* _Direction_
Reproduce the material in full, exactly as written.

* _Record extracts_
--- START ---
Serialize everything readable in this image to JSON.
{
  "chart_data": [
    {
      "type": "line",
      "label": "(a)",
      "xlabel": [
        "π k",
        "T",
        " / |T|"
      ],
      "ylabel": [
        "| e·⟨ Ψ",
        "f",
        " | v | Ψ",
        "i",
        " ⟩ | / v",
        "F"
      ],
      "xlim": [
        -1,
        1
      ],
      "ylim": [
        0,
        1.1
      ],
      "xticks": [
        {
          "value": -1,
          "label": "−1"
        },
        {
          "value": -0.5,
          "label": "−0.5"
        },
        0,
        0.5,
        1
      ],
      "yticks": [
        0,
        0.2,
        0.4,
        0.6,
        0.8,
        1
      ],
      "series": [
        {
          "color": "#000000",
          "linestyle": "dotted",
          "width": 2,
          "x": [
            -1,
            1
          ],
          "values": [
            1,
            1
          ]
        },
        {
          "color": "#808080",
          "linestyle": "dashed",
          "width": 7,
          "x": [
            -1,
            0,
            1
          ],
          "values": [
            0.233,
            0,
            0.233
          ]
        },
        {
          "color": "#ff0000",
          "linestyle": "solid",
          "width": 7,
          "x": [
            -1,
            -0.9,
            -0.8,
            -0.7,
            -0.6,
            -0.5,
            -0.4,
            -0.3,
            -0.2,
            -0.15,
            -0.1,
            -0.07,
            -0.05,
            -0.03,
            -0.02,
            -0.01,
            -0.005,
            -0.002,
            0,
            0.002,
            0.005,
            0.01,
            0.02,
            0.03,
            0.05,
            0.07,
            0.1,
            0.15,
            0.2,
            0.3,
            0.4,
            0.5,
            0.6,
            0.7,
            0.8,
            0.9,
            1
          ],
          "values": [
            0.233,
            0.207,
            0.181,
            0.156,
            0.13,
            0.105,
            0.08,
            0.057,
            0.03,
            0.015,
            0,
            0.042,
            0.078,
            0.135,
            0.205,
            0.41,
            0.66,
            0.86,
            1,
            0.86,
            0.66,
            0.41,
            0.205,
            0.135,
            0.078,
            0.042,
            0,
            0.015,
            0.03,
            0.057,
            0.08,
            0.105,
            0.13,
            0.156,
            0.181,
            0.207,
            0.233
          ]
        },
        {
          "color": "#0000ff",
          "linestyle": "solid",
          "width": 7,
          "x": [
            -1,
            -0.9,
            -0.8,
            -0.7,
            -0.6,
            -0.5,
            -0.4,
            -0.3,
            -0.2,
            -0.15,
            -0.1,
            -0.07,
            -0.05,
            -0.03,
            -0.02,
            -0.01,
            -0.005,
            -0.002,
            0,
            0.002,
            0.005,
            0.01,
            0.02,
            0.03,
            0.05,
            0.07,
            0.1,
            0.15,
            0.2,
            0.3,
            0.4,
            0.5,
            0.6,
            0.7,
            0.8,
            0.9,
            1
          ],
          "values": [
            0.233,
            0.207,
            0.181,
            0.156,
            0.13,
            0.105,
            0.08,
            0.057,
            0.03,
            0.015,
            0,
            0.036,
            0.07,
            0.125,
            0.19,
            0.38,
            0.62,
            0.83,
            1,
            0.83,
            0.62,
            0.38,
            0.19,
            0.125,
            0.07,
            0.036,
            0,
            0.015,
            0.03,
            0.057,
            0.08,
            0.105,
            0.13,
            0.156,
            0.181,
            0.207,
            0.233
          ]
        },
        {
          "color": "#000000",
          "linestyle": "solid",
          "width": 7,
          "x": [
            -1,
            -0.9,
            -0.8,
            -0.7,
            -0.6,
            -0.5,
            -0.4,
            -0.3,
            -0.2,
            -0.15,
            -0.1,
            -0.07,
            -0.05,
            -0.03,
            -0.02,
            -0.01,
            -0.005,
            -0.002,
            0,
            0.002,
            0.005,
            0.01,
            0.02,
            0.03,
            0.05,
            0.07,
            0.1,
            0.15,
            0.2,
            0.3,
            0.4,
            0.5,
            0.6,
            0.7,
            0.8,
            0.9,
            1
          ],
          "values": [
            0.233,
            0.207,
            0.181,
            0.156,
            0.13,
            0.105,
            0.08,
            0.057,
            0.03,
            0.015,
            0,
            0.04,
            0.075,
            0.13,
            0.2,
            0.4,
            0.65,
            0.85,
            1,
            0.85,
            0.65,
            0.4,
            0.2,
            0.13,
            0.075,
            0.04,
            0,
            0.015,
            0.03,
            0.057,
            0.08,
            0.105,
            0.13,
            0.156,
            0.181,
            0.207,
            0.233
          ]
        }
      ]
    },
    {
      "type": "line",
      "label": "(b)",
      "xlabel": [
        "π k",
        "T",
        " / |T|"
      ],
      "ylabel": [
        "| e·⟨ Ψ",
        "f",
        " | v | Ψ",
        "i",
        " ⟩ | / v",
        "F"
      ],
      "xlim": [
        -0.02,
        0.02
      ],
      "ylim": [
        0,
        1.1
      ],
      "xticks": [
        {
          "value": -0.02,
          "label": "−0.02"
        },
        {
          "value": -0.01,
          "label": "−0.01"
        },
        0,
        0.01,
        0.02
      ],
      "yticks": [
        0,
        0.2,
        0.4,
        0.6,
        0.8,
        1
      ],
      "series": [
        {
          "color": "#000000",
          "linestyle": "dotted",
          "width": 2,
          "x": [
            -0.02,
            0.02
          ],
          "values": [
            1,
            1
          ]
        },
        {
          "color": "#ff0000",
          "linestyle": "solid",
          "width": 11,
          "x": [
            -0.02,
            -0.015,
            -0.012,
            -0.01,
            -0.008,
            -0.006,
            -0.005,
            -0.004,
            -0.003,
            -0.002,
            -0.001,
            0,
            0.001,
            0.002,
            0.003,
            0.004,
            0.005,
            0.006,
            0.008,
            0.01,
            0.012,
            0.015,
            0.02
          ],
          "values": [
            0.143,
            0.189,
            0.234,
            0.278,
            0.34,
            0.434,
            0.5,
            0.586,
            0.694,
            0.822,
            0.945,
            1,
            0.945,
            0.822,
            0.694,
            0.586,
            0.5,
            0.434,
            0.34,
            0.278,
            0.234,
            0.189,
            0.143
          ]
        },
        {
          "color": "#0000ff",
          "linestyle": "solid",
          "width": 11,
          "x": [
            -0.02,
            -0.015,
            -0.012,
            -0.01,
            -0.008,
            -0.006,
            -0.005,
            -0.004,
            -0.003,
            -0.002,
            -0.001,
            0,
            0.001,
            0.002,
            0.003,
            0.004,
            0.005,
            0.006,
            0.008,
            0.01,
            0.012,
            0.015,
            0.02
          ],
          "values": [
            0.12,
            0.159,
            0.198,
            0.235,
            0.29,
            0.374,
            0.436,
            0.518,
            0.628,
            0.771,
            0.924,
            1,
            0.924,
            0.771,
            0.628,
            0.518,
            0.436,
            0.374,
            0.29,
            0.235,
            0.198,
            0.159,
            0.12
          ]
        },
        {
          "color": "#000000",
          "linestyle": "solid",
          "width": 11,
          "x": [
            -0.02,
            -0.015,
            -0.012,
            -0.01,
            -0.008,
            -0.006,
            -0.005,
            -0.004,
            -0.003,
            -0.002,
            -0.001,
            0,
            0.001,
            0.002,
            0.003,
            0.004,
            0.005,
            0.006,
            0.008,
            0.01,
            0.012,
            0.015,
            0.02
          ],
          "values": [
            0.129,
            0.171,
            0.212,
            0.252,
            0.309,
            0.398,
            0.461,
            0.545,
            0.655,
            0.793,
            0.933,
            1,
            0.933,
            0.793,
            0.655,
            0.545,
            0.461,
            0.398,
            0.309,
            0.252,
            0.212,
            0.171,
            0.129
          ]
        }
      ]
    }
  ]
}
--- END ---
* _Written response_
Serialize everything readable in this image to JSON.
{
  "chart_data": [
    {
      "type": "line",
      "label": "(a)",
      "xlabel": [
        "π k",
        "T",
        " / |T|"
      ],
      "ylabel": [
        "| e·⟨ Ψ",
        "f",
        " | v | Ψ",
        "i",
        " ⟩ | / v",
        "F"
      ],
      "xlim": [
        -1,
        1
      ],
      "ylim": [
        0,
        1.1
      ],
      "xticks": [
        {
          "value": -1,
          "label": "−1"
        },
        {
          "value": -0.5,
          "label": "−0.5"
        },
        0,
        0.5,
        1
      ],
      "yticks": [
        0,
        0.2,
        0.4,
        0.6,
        0.8,
        1
      ],
      "series": [
        {
          "color": "#000000",
          "linestyle": "dotted",
          "width": 2,
          "x": [
            -1,
            1
          ],
          "values": [
            1,
            1
          ]
        },
        {
          "color": "#808080",
          "linestyle": "dashed",
          "width": 7,
          "x": [
            -1,
            0,
            1
          ],
          "values": [
            0.233,
            0,
            0.233
          ]
        },
        {
          "color": "#ff0000",
          "linestyle": "solid",
          "width": 7,
          "x": [
            -1,
            -0.9,
            -0.8,
            -0.7,
            -0.6,
            -0.5,
            -0.4,
            -0.3,
            -0.2,
            -0.15,
            -0.1,
            -0.07,
            -0.05,
            -0.03,
            -0.02,
            -0.01,
            -0.005,
            -0.002,
            0,
            0.002,
            0.005,
            0.01,
            0.02,
            0.03,
            0.05,
            0.07,
            0.1,
            0.15,
            0.2,
            0.3,
            0.4,
            0.5,
            0.6,
            0.7,
            0.8,
            0.9,
            1
          ],
          "values": [
            0.233,
            0.207,
            0.181,
            0.156,
            0.13,
            0.105,
            0.08,
            0.057,
            0.03,
            0.015,
            0,
            0.042,
            0.078,
            0.135,
            0.205,
            0.41,
            0.66,
            0.86,
            1,
            0.86,
            0.66,
            0.41,
            0.205,
            0.135,
            0.078,
            0.042,
            0,
            0.015,
            0.03,
            0.057,
            0.08,
            0.105,
            0.13,
            0.156,
            0.181,
            0.207,
            0.233
          ]
        },
        {
          "color": "#0000ff",
          "linestyle": "solid",
          "width": 7,
          "x": [
            -1,
            -0.9,
            -0.8,
            -0.7,
            -0.6,
            -0.5,
            -0.4,
            -0.3,
            -0.2,
            -0.15,
            -0.1,
            -0.07,
            -0.05,
            -0.03,
            -0.02,
            -0.01,
            -0.005,
            -0.002,
            0,
            0.002,
            0.005,
            0.01,
            0.02,
            0.03,
            0.05,
            0.07,
            0.1,
            0.15,
            0.2,
            0.3,
            0.4,
            0.5,
            0.6,
            0.7,
            0.8,
            0.9,
            1
          ],
          "values": [
            0.233,
            0.207,
            0.181,
            0.156,
            0.13,
            0.105,
            0.08,
            0.057,
            0.03,
            0.015,
            0,
            0.036,
            0.07,
            0.125,
            0.19,
            0.38,
            0.62,
            0.83,
            1,
            0.83,
            0.62,
            0.38,
            0.19,
            0.125,
            0.07,
            0.036,
            0,
            0.015,
            0.03,
            0.057,
            0.08,
            0.105,
            0.13,
            0.156,
            0.181,
            0.207,
            0.233
          ]
        },
        {
          "color": "#000000",
          "linestyle": "solid",
          "width": 7,
          "x": [
            -1,
            -0.9,
            -0.8,
            -0.7,
            -0.6,
            -0.5,
            -0.4,
            -0.3,
            -0.2,
            -0.15,
            -0.1,
            -0.07,
            -0.05,
            -0.03,
            -0.02,
            -0.01,
            -0.005,
            -0.002,
            0,
            0.002,
            0.005,
            0.01,
            0.02,
            0.03,
            0.05,
            0.07,
            0.1,
            0.15,
            0.2,
            0.3,
            0.4,
            0.5,
            0.6,
            0.7,
            0.8,
            0.9,
            1
          ],
          "values": [
            0.233,
            0.207,
            0.181,
            0.156,
            0.13,
            0.105,
            0.08,
            0.057,
            0.03,
            0.015,
            0,
            0.04,
            0.075,
            0.13,
            0.2,
            0.4,
            0.65,
            0.85,
            1,
            0.85,
            0.65,
            0.4,
            0.2,
            0.13,
            0.075,
            0.04,
            0,
            0.015,
            0.03,
            0.057,
            0.08,
            0.105,
            0.13,
            0.156,
            0.181,
            0.207,
            0.233
          ]
        }
      ]
    },
    {
      "type": "line",
      "label": "(b)",
      "xlabel": [
        "π k",
        "T",
        " / |T|"
      ],
      "ylabel": [
        "| e·⟨ Ψ",
        "f",
        " | v | Ψ",
        "i",
        " ⟩ | / v",
        "F"
      ],
      "xlim": [
        -0.02,
        0.02
      ],
      "ylim": [
        0,
        1.1
      ],
      "xticks": [
        {
          "value": -0.02,
          "label": "−0.02"
        },
        {
          "value": -0.01,
          "label": "−0.01"
        },
        0,
        0.01,
        0.02
      ],
      "yticks": [
        0,
        0.2,
        0.4,
        0.6,
        0.8,
        1
      ],
      "series": [
        {
          "color": "#000000",
          "linestyle": "dotted",
          "width": 2,
          "x": [
            -0.02,
            0.02
          ],
          "values": [
            1,
            1
          ]
        },
        {
          "color": "#ff0000",
          "linestyle": "solid",
          "width": 11,
          "x": [
            -0.02,
            -0.015,
            -0.012,
            -0.01,
            -0.008,
            -0.006,
            -0.005,
            -0.004,
            -0.003,
            -0.002,
            -0.001,
            0,
            0.001,
            0.002,
            0.003,
            0.004,
            0.005,
            0.006,
            0.008,
            0.01,
            0.012,
            0.015,
            0.02
          ],
          "values": [
            0.143,
            0.189,
            0.234,
            0.278,
            0.34,
            0.434,
            0.5,
            0.586,
            0.694,
            0.822,
            0.945,
            1,
            0.945,
            0.822,
            0.694,
            0.586,
            0.5,
            0.434,
            0.34,
            0.278,
            0.234,
            0.189,
            0.143
          ]
        },
        {
          "color": "#0000ff",
          "linestyle": "solid",
          "width": 11,
          "x": [
            -0.02,
            -0.015,
            -0.012,
            -0.01,
            -0.008,
            -0.006,
            -0.005,
            -0.004,
            -0.003,
            -0.002,
            -0.001,
            0,
            0.001,
            0.002,
            0.003,
            0.004,
            0.005,
            0.006,
            0.008,
            0.01,
            0.012,
            0.015,
            0.02
          ],
          "values": [
            0.12,
            0.159,
            0.198,
            0.235,
            0.29,
            0.374,
            0.436,
            0.518,
            0.628,
            0.771,
            0.924,
            1,
            0.924,
            0.771,
            0.628,
            0.518,
            0.436,
            0.374,
            0.29,
            0.235,
            0.198,
            0.159,
            0.12
          ]
        },
        {
          "color": "#000000",
          "linestyle": "solid",
          "width": 11,
          "x": [
            -0.02,
            -0.015,
            -0.012,
            -0.01,
            -0.008,
            -0.006,
            -0.005,
            -0.004,
            -0.003,
            -0.002,
            -0.001,
            0,
            0.001,
            0.002,
            0.003,
            0.004,
            0.005,
            0.006,
            0.008,
            0.01,
            0.012,
            0.015,
            0.02
          ],
          "values": [
            0.129,
            0.171,
            0.212,
            0.252,
            0.309,
            0.398,
            0.461,
            0.545,
            0.655,
            0.793,
            0.933,
            1,
            0.933,
            0.793,
            0.655,
            0.545,
            0.461,
            0.398,
            0.309,
            0.252,
            0.212,
            0.171,
            0.129
          ]
        }
      ]
    }
  ]
}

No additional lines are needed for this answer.